### Passage for review
━━━━━━━━━━━━━━━━
Summary: IEEE TRANSACTIONS ON PATTERN ANALYSIS AND MACHINE INTELLIGENCE 1
A Self-Calibrating Method for Photogeometric Acquisition of 3D Objects
Daniel G. Aliaga Yi Xu
Abstract-- We present a self-calibrating photogeometric method using only off-the-shelf hardware that enables quickly and
robustly obtaining multi-million point-sampled and colored models of real-world objects. Some previous efforts use a priori
calibrated systems to separately acquire geometric and photometric information. Our key enabling observation is that a digital
projector can be simultaneously used as either an active light source or as a virtual camera (as opposed to a digital camera
which cannot be used for both). We present our self-calibrating and multi-viewpoint 3D acquisition method, based on structured-
light, which simultaneously obtains mutually registered surface position and surface normal information and produces a single
high-quality model. Acquisition processing freely alternates between using a geometric setup and using a photometric setup with
the same hardware configuration. Further, our approach generates reconstructions at the resolution of the camera and not only
the projector. We show the results of capturing several high-quality models of real-world objects.
━━━━━━━━━━━━━━━━
### Extracted data
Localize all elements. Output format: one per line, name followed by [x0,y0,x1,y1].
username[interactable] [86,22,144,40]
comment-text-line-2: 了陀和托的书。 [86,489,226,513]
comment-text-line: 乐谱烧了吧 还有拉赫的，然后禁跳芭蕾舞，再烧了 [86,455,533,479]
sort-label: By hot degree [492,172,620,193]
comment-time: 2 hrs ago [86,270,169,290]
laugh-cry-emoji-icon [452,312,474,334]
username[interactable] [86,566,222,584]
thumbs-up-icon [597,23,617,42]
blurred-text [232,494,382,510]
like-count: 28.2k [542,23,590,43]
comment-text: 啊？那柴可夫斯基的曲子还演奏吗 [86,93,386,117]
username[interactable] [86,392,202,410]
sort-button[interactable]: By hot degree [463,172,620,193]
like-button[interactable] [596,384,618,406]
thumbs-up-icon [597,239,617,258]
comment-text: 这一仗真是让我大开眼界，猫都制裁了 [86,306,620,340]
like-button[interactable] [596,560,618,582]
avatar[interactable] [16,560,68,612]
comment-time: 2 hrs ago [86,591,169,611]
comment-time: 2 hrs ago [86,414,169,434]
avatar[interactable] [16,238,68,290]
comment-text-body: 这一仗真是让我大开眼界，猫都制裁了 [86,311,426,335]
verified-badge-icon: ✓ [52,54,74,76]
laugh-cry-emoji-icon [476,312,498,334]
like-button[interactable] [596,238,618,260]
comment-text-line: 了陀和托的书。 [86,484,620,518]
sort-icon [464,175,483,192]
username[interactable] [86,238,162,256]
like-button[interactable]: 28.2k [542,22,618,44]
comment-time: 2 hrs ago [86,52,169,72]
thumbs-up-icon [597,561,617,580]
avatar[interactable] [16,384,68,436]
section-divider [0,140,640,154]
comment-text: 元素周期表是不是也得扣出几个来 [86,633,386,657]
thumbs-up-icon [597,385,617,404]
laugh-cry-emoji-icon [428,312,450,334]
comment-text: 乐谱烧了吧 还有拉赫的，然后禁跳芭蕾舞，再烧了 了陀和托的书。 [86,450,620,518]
━━━━━━━━━━━━━━━━
### Required tasks
**A)** According to the abstract, what two roles can a digital projector serve in this method?
**B)** In one to three sentences, explain why the abstract treats the digital projector, rather than the digital camera, as the basis of its key enabling observation.

### Answers for this exercise
**A)** An active light source or a virtual camera.

**B)** A digital projector can be used as either an active light source or a virtual camera. A digital camera cannot be used for both.